_Problem to solve:_
Write the records out again exactly, leaving no images in.

--- START ---

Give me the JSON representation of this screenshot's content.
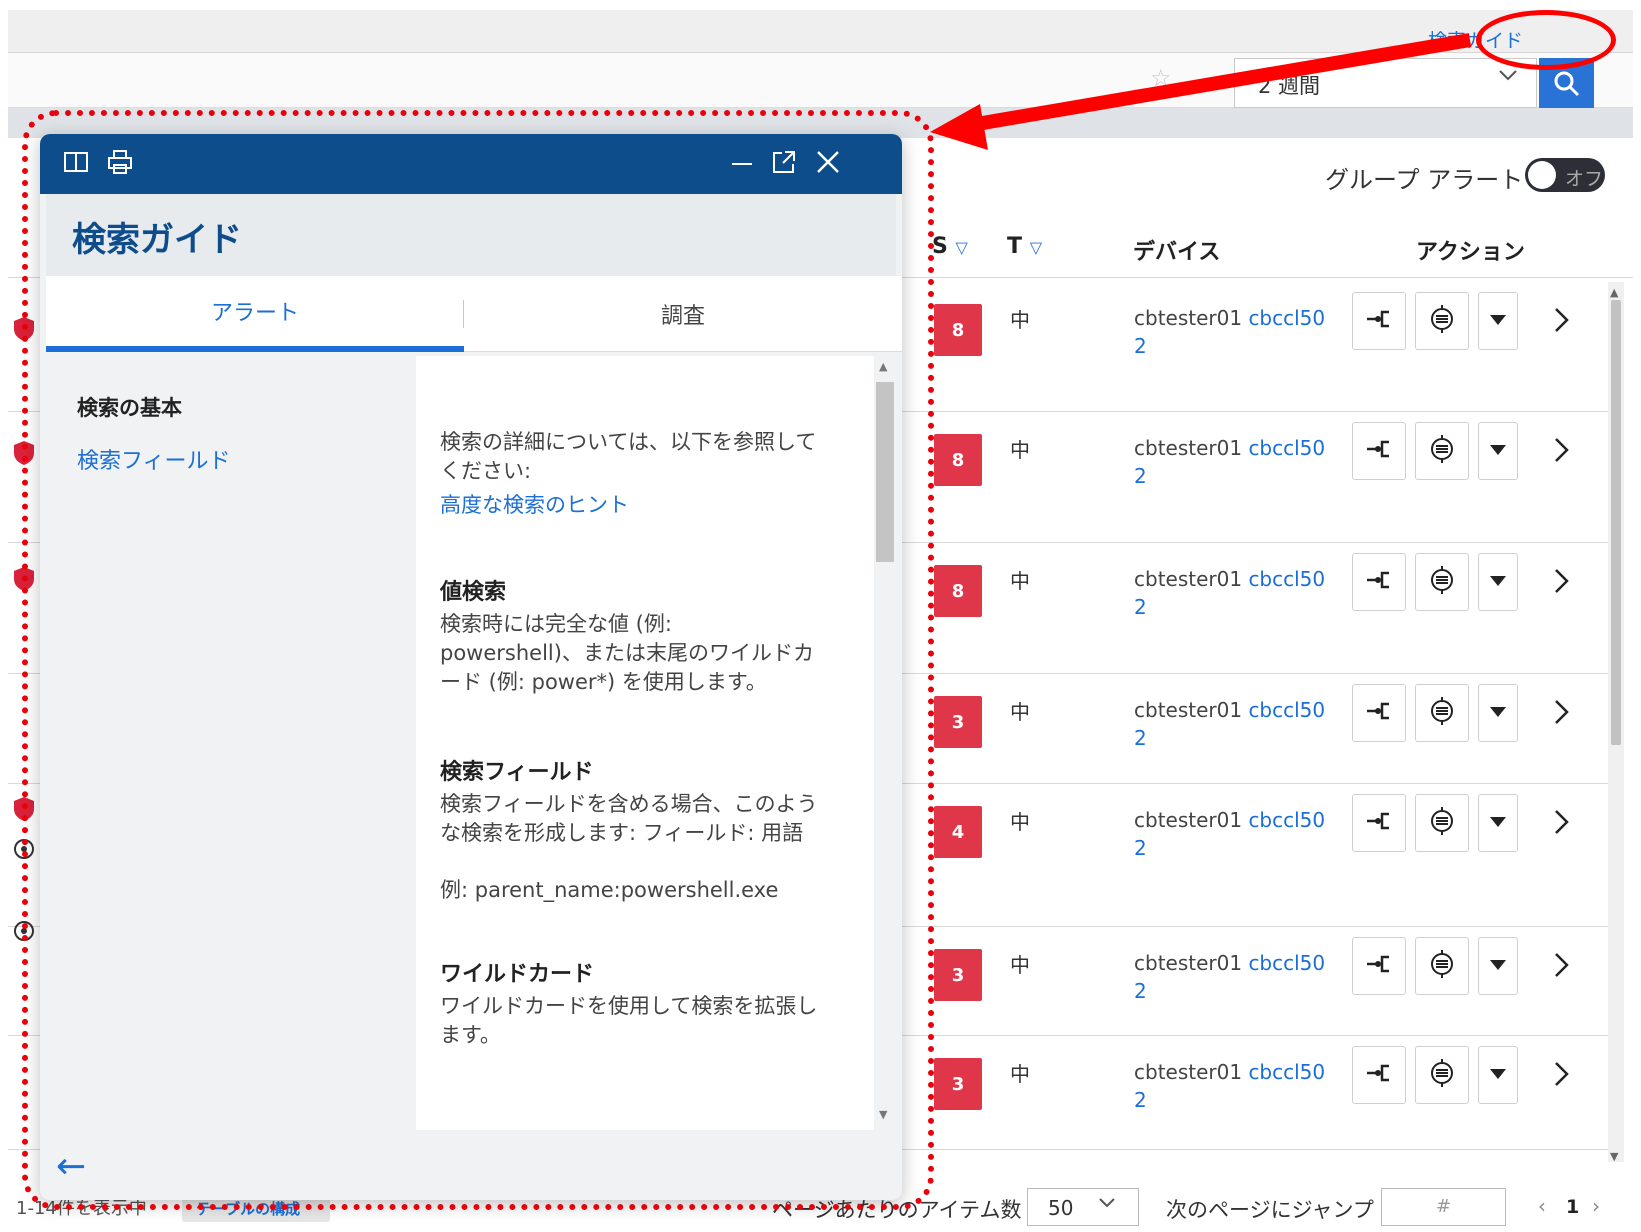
{
  "topbar": {
    "search_guide_link": "検索ガイド"
  },
  "search_row": {
    "time_range": "2 週間"
  },
  "toolbar": {
    "group_alert_label": "グループ アラート",
    "group_alert_toggle": "オフ"
  },
  "table": {
    "headers": {
      "s": "S",
      "t": "T",
      "device": "デバイス",
      "action": "アクション"
    },
    "rows": [
      {
        "severity": "8",
        "t": "中",
        "device_host": "cbtester01",
        "device_link": "cbccl50",
        "device_link_2": "2"
      },
      {
        "severity": "8",
        "t": "中",
        "device_host": "cbtester01",
        "device_link": "cbccl50",
        "device_link_2": "2"
      },
      {
        "severity": "8",
        "t": "中",
        "device_host": "cbtester01",
        "device_link": "cbccl50",
        "device_link_2": "2"
      },
      {
        "severity": "3",
        "t": "中",
        "device_host": "cbtester01",
        "device_link": "cbccl50",
        "device_link_2": "2"
      },
      {
        "severity": "4",
        "t": "中",
        "device_host": "cbtester01",
        "device_link": "cbccl50",
        "device_link_2": "2"
      },
      {
        "severity": "3",
        "t": "中",
        "device_host": "cbtester01",
        "device_link": "cbccl50",
        "device_link_2": "2"
      },
      {
        "severity": "3",
        "t": "中",
        "device_host": "cbtester01",
        "device_link": "cbccl50",
        "device_link_2": "2"
      }
    ]
  },
  "footer": {
    "count_text": "1-14件を表示中",
    "table_config": "テーブルの構成",
    "per_page_label": "ページあたりのアイテム数",
    "per_page_value": "50",
    "jump_label": "次のページにジャンプ",
    "jump_placeholder": "#",
    "current_page": "1"
  },
  "guide": {
    "title": "検索ガイド",
    "tabs": [
      "アラート",
      "調査"
    ],
    "nav": {
      "basics": "検索の基本",
      "fields": "検索フィールド"
    },
    "content": {
      "intro": "検索の詳細については、以下を参照してください:",
      "intro_link": "高度な検索のヒント",
      "value_search_heading": "値検索",
      "value_search_text": "検索時には完全な値 (例: powershell)、または末尾のワイルドカード (例: power*) を使用します。",
      "field_search_heading": "検索フィールド",
      "field_search_text": "検索フィールドを含める場合、このような検索を形成します: フィールド: 用語",
      "field_search_example": "例: parent_name:powershell.exe",
      "wildcard_heading": "ワイルドカード",
      "wildcard_text": "ワイルドカードを使用して検索を拡張します。"
    }
  },
  "colors": {
    "accent": "#1b6fd6",
    "header": "#0e4d8c",
    "severity": "#e0364a",
    "annotation": "#ff0000"
  }
}
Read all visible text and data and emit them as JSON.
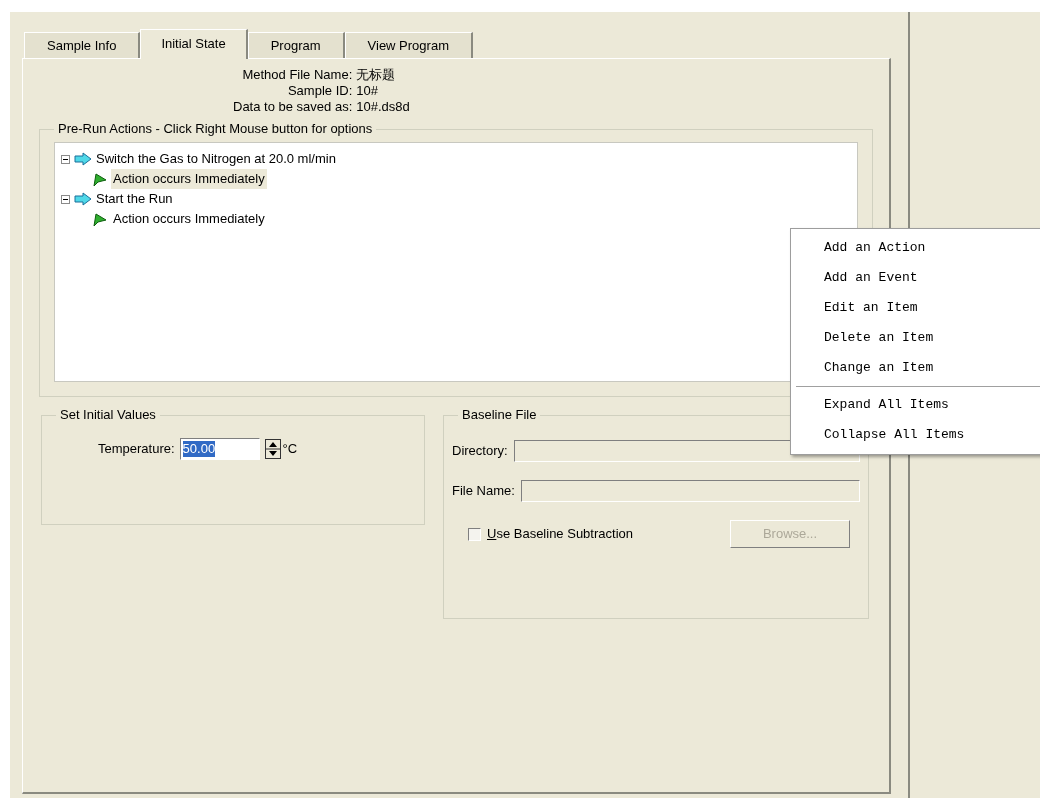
{
  "tabs": [
    {
      "label": "Sample Info",
      "selected": false
    },
    {
      "label": "Initial State",
      "selected": true
    },
    {
      "label": "Program",
      "selected": false
    },
    {
      "label": "View Program",
      "selected": false
    }
  ],
  "info": [
    {
      "label": "Method File Name:",
      "value": "无标题"
    },
    {
      "label": "Sample ID:",
      "value": "10#"
    },
    {
      "label": "Data to be saved as:",
      "value": "10#.ds8d"
    }
  ],
  "pre_run": {
    "title": "Pre-Run Actions - Click Right Mouse button for options",
    "items": [
      {
        "label": "Switch the Gas to Nitrogen at 20.0 ml/min",
        "expanded": true,
        "children": [
          {
            "label": "Action occurs Immediately",
            "selected": true
          }
        ]
      },
      {
        "label": "Start the Run",
        "expanded": true,
        "children": [
          {
            "label": "Action occurs Immediately",
            "selected": false
          }
        ]
      }
    ]
  },
  "initial_values": {
    "title": "Set Initial Values",
    "label": "Temperature:",
    "value": "50.00",
    "value_selected": true,
    "unit": "°C"
  },
  "baseline": {
    "title": "Baseline File",
    "fields": [
      {
        "label": "Directory:"
      },
      {
        "label": "File Name:"
      }
    ],
    "checkbox": {
      "label": "Use Baseline Subtraction",
      "checked": false
    },
    "browse": {
      "label": "Browse...",
      "disabled": true
    }
  },
  "context_menu": [
    {
      "kind": "item",
      "label": "Add an Action"
    },
    {
      "kind": "item",
      "label": "Add an Event"
    },
    {
      "kind": "item",
      "label": "Edit an Item"
    },
    {
      "kind": "item",
      "label": "Delete an Item"
    },
    {
      "kind": "item",
      "label": "Change an Item"
    },
    {
      "kind": "separator"
    },
    {
      "kind": "item",
      "label": "Expand All Items"
    },
    {
      "kind": "item",
      "label": "Collapse All Items"
    }
  ]
}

--- END ---

_Exercise solution:_
Give me the JSON representation of this screenshot's content.
{
  "topbar": {
    "search_guide_link": "検索ガイド"
  },
  "search_row": {
    "time_range": "2 週間"
  },
  "toolbar": {
    "group_alert_label": "グループ アラート",
    "group_alert_toggle": "オフ"
  },
  "table": {
    "headers": {
      "s": "S",
      "t": "T",
      "device": "デバイス",
      "action": "アクション"
    },
    "rows": [
      {
        "severity": "8",
        "t": "中",
        "device_host": "cbtester01",
        "device_link": "cbccl50",
        "device_link_2": "2"
      },
      {
        "severity": "8",
        "t": "中",
        "device_host": "cbtester01",
        "device_link": "cbccl50",
        "device_link_2": "2"
      },
      {
        "severity": "8",
        "t": "中",
        "device_host": "cbtester01",
        "device_link": "cbccl50",
        "device_link_2": "2"
      },
      {
        "severity": "3",
        "t": "中",
        "device_host": "cbtester01",
        "device_link": "cbccl50",
        "device_link_2": "2"
      },
      {
        "severity": "4",
        "t": "中",
        "device_host": "cbtester01",
        "device_link": "cbccl50",
        "device_link_2": "2"
      },
      {
        "severity": "3",
        "t": "中",
        "device_host": "cbtester01",
        "device_link": "cbccl50",
        "device_link_2": "2"
      },
      {
        "severity": "3",
        "t": "中",
        "device_host": "cbtester01",
        "device_link": "cbccl50",
        "device_link_2": "2"
      }
    ]
  },
  "footer": {
    "count_text": "1-14件を表示中",
    "table_config": "テーブルの構成",
    "per_page_label": "ページあたりのアイテム数",
    "per_page_value": "50",
    "jump_label": "次のページにジャンプ",
    "jump_placeholder": "#",
    "current_page": "1"
  },
  "guide": {
    "title": "検索ガイド",
    "tabs": [
      "アラート",
      "調査"
    ],
    "nav": {
      "basics": "検索の基本",
      "fields": "検索フィールド"
    },
    "content": {
      "intro": "検索の詳細については、以下を参照してください:",
      "intro_link": "高度な検索のヒント",
      "value_search_heading": "値検索",
      "value_search_text": "検索時には完全な値 (例: powershell)、または末尾のワイルドカード (例: power*) を使用します。",
      "field_search_heading": "検索フィールド",
      "field_search_text": "検索フィールドを含める場合、このような検索を形成します: フィールド: 用語",
      "field_search_example": "例: parent_name:powershell.exe",
      "wildcard_heading": "ワイルドカード",
      "wildcard_text": "ワイルドカードを使用して検索を拡張します。"
    }
  },
  "colors": {
    "accent": "#1b6fd6",
    "header": "#0e4d8c",
    "severity": "#e0364a",
    "annotation": "#ff0000"
  }
}
Read all visible text and data and emit them as JSON.
{
  "tabs": [
    {
      "label": "Sample Info",
      "selected": false
    },
    {
      "label": "Initial State",
      "selected": true
    },
    {
      "label": "Program",
      "selected": false
    },
    {
      "label": "View Program",
      "selected": false
    }
  ],
  "info": [
    {
      "label": "Method File Name:",
      "value": "无标题"
    },
    {
      "label": "Sample ID:",
      "value": "10#"
    },
    {
      "label": "Data to be saved as:",
      "value": "10#.ds8d"
    }
  ],
  "pre_run": {
    "title": "Pre-Run Actions - Click Right Mouse button for options",
    "items": [
      {
        "label": "Switch the Gas to Nitrogen at 20.0 ml/min",
        "expanded": true,
        "children": [
          {
            "label": "Action occurs Immediately",
            "selected": true
          }
        ]
      },
      {
        "label": "Start the Run",
        "expanded": true,
        "children": [
          {
            "label": "Action occurs Immediately",
            "selected": false
          }
        ]
      }
    ]
  },
  "initial_values": {
    "title": "Set Initial Values",
    "label": "Temperature:",
    "value": "50.00",
    "value_selected": true,
    "unit": "°C"
  },
  "baseline": {
    "title": "Baseline File",
    "fields": [
      {
        "label": "Directory:"
      },
      {
        "label": "File Name:"
      }
    ],
    "checkbox": {
      "label": "Use Baseline Subtraction",
      "checked": false
    },
    "browse": {
      "label": "Browse...",
      "disabled": true
    }
  },
  "context_menu": [
    {
      "kind": "item",
      "label": "Add an Action"
    },
    {
      "kind": "item",
      "label": "Add an Event"
    },
    {
      "kind": "item",
      "label": "Edit an Item"
    },
    {
      "kind": "item",
      "label": "Delete an Item"
    },
    {
      "kind": "item",
      "label": "Change an Item"
    },
    {
      "kind": "separator"
    },
    {
      "kind": "item",
      "label": "Expand All Items"
    },
    {
      "kind": "item",
      "label": "Collapse All Items"
    }
  ]
}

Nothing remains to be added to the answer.